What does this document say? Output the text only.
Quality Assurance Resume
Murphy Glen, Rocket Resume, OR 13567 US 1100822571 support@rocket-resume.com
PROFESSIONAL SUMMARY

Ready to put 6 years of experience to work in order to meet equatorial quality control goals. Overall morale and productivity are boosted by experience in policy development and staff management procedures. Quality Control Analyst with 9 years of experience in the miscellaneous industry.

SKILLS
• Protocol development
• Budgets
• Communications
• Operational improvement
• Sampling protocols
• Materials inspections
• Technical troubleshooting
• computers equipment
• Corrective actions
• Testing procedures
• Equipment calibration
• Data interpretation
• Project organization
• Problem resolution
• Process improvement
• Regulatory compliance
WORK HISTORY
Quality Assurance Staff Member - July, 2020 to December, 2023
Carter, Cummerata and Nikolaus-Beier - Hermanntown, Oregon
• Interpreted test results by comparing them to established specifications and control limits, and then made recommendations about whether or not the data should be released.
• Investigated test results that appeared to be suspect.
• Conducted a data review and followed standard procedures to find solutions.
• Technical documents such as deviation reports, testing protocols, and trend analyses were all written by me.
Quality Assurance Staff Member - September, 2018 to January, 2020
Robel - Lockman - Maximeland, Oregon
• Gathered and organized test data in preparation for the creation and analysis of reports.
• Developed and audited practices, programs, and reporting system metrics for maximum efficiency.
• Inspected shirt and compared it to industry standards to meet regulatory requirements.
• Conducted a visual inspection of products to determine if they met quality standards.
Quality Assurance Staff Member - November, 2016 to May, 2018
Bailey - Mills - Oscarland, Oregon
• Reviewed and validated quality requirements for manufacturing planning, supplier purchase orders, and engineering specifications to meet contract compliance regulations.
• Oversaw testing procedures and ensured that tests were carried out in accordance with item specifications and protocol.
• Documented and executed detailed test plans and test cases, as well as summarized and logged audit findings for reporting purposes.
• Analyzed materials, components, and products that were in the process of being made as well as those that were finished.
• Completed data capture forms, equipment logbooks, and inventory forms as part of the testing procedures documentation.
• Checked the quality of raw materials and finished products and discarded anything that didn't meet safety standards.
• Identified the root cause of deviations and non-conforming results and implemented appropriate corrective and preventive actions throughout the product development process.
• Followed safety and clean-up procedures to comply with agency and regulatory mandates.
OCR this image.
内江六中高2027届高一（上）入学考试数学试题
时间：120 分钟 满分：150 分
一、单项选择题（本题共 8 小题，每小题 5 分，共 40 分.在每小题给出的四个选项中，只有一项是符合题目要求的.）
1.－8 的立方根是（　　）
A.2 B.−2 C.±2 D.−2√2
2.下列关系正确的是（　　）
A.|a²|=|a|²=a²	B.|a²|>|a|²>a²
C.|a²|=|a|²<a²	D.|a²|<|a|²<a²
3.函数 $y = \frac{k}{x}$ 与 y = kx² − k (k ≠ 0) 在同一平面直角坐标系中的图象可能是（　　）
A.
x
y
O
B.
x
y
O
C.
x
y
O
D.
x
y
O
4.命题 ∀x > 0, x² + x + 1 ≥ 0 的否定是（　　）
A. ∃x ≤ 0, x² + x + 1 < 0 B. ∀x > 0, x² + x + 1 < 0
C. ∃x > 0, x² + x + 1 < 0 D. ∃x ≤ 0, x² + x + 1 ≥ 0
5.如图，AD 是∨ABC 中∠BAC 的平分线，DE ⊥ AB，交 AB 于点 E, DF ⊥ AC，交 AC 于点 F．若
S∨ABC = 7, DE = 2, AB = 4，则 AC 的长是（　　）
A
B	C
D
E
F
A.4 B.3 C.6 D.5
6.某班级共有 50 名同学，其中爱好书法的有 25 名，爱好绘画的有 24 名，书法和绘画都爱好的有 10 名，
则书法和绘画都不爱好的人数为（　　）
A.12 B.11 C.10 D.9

■ ■ ■ ■

**Task requirements**
Retype the material above, line by line, exactly.

**Solution for this problem**
What does this document say? Output the text only.
Quality Assurance Resume
Murphy Glen, Rocket Resume, OR 13567 US 1100822571 support@rocket-resume.com
PROFESSIONAL SUMMARY

Ready to put 6 years of experience to work in order to meet equatorial quality control goals. Overall morale and productivity are boosted by experience in policy development and staff management procedures. Quality Control Analyst with 9 years of experience in the miscellaneous industry.

SKILLS
• Protocol development
• Budgets
• Communications
• Operational improvement
• Sampling protocols
• Materials inspections
• Technical troubleshooting
• computers equipment
• Corrective actions
• Testing procedures
• Equipment calibration
• Data interpretation
• Project organization
• Problem resolution
• Process improvement
• Regulatory compliance
WORK HISTORY
Quality Assurance Staff Member - July, 2020 to December, 2023
Carter, Cummerata and Nikolaus-Beier - Hermanntown, Oregon
• Interpreted test results by comparing them to established specifications and control limits, and then made recommendations about whether or not the data should be released.
• Investigated test results that appeared to be suspect.
• Conducted a data review and followed standard procedures to find solutions.
• Technical documents such as deviation reports, testing protocols, and trend analyses were all written by me.
Quality Assurance Staff Member - September, 2018 to January, 2020
Robel - Lockman - Maximeland, Oregon
• Gathered and organized test data in preparation for the creation and analysis of reports.
• Developed and audited practices, programs, and reporting system metrics for maximum efficiency.
• Inspected shirt and compared it to industry standards to meet regulatory requirements.
• Conducted a visual inspection of products to determine if they met quality standards.
Quality Assurance Staff Member - November, 2016 to May, 2018
Bailey - Mills - Oscarland, Oregon
• Reviewed and validated quality requirements for manufacturing planning, supplier purchase orders, and engineering specifications to meet contract compliance regulations.
• Oversaw testing procedures and ensured that tests were carried out in accordance with item specifications and protocol.
• Documented and executed detailed test plans and test cases, as well as summarized and logged audit findings for reporting purposes.
• Analyzed materials, components, and products that were in the process of being made as well as those that were finished.
• Completed data capture forms, equipment logbooks, and inventory forms as part of the testing procedures documentation.
• Checked the quality of raw materials and finished products and discarded anything that didn't meet safety standards.
• Identified the root cause of deviations and non-conforming results and implemented appropriate corrective and preventive actions throughout the product development process.
• Followed safety and clean-up procedures to comply with agency and regulatory mandates.
OCR this image.
内江六中高2027届高一（上）入学考试数学试题
时间：120 分钟 满分：150 分
一、单项选择题（本题共 8 小题，每小题 5 分，共 40 分.在每小题给出的四个选项中，只有一项是符合题目要求的.）
1.－8 的立方根是（　　）
A.2 B.−2 C.±2 D.−2√2
2.下列关系正确的是（　　）
A.|a²|=|a|²=a²	B.|a²|>|a|²>a²
C.|a²|=|a|²<a²	D.|a²|<|a|²<a²
3.函数 $y = \frac{k}{x}$ 与 y = kx² − k (k ≠ 0) 在同一平面直角坐标系中的图象可能是（　　）
A.
x
y
O
B.
x
y
O
C.
x
y
O
D.
x
y
O
4.命题 ∀x > 0, x² + x + 1 ≥ 0 的否定是（　　）
A. ∃x ≤ 0, x² + x + 1 < 0 B. ∀x > 0, x² + x + 1 < 0
C. ∃x > 0, x² + x + 1 < 0 D. ∃x ≤ 0, x² + x + 1 ≥ 0
5.如图，AD 是∨ABC 中∠BAC 的平分线，DE ⊥ AB，交 AB 于点 E, DF ⊥ AC，交 AC 于点 F．若
S∨ABC = 7, DE = 2, AB = 4，则 AC 的长是（　　）
A
B	C
D
E
F
A.4 B.3 C.6 D.5
6.某班级共有 50 名同学，其中爱好书法的有 25 名，爱好绘画的有 24 名，书法和绘画都爱好的有 10 名，
则书法和绘画都不爱好的人数为（　　）
A.12 B.11 C.10 D.9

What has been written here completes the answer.